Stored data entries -

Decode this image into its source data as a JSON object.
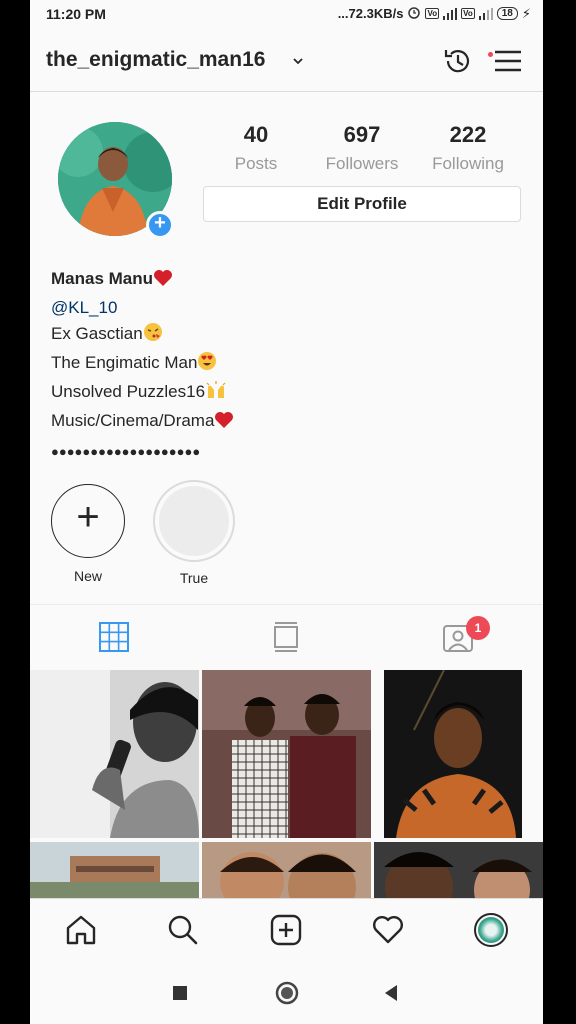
{
  "status_bar": {
    "time": "11:20 PM",
    "network_speed": "...72.3KB/s",
    "battery": "18",
    "icons": [
      "alarm-icon",
      "volte-icon",
      "signal-icon",
      "volte-icon",
      "signal-icon",
      "battery-icon",
      "charging-icon"
    ]
  },
  "header": {
    "username": "the_enigmatic_man16",
    "icons": [
      "chevron-down-icon",
      "archive-history-icon",
      "menu-icon"
    ]
  },
  "profile": {
    "stats": [
      {
        "value": "40",
        "label": "Posts"
      },
      {
        "value": "697",
        "label": "Followers"
      },
      {
        "value": "222",
        "label": "Following"
      }
    ],
    "edit_button": "Edit Profile",
    "bio": {
      "name": "Manas Manu",
      "handle": "@KL_10",
      "line1": "Ex Gasctian",
      "line2": "The Engimatic Man",
      "line3": "Unsolved Puzzles16",
      "line4": "Music/Cinema/Drama",
      "dots": "●●●●●●●●●●●●●●●●●●●"
    }
  },
  "highlights": [
    {
      "label": "New"
    },
    {
      "label": "True"
    }
  ],
  "tabs": {
    "items": [
      "grid-icon",
      "feed-icon",
      "tagged-icon"
    ],
    "tagged_badge": "1"
  },
  "colors": {
    "accent": "#3897f0",
    "badge": "#ed4956",
    "text": "#262626",
    "muted": "#999999"
  },
  "bottom_nav": [
    "home-icon",
    "search-icon",
    "new-post-icon",
    "activity-icon",
    "profile-avatar"
  ],
  "system_nav": [
    "recents-icon",
    "home-circle-icon",
    "back-icon"
  ]
}
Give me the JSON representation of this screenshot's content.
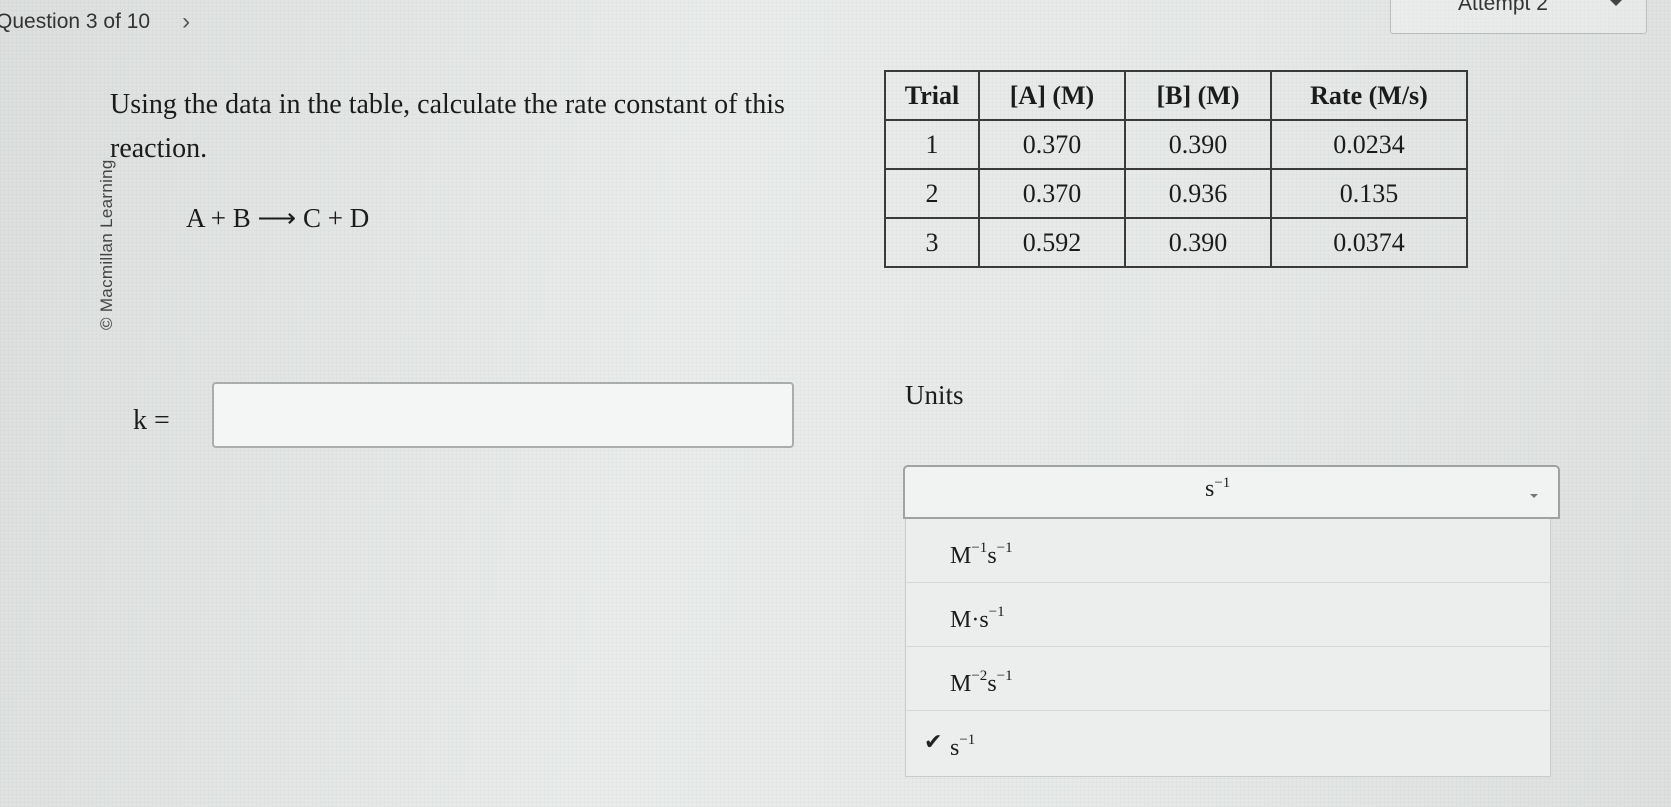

PROBLEM TO WORK ON - Copy all the entries word for word. Omit any pictures.

REPLY -
Decode this image into its source data as a JSON object.
{
  "status_bar": {
    "time": "11:20 PM",
    "network_speed": "...72.3KB/s",
    "battery": "18",
    "icons": [
      "alarm-icon",
      "volte-icon",
      "signal-icon",
      "volte-icon",
      "signal-icon",
      "battery-icon",
      "charging-icon"
    ]
  },
  "header": {
    "username": "the_enigmatic_man16",
    "icons": [
      "chevron-down-icon",
      "archive-history-icon",
      "menu-icon"
    ]
  },
  "profile": {
    "stats": [
      {
        "value": "40",
        "label": "Posts"
      },
      {
        "value": "697",
        "label": "Followers"
      },
      {
        "value": "222",
        "label": "Following"
      }
    ],
    "edit_button": "Edit Profile",
    "bio": {
      "name": "Manas Manu",
      "handle": "@KL_10",
      "line1": "Ex Gasctian",
      "line2": "The Engimatic Man",
      "line3": "Unsolved Puzzles16",
      "line4": "Music/Cinema/Drama",
      "dots": "●●●●●●●●●●●●●●●●●●●"
    }
  },
  "highlights": [
    {
      "label": "New"
    },
    {
      "label": "True"
    }
  ],
  "tabs": {
    "items": [
      "grid-icon",
      "feed-icon",
      "tagged-icon"
    ],
    "tagged_badge": "1"
  },
  "colors": {
    "accent": "#3897f0",
    "badge": "#ed4956",
    "text": "#262626",
    "muted": "#999999"
  },
  "bottom_nav": [
    "home-icon",
    "search-icon",
    "new-post-icon",
    "activity-icon",
    "profile-avatar"
  ],
  "system_nav": [
    "recents-icon",
    "home-circle-icon",
    "back-icon"
  ]
}
Give me the JSON representation of this screenshot's content.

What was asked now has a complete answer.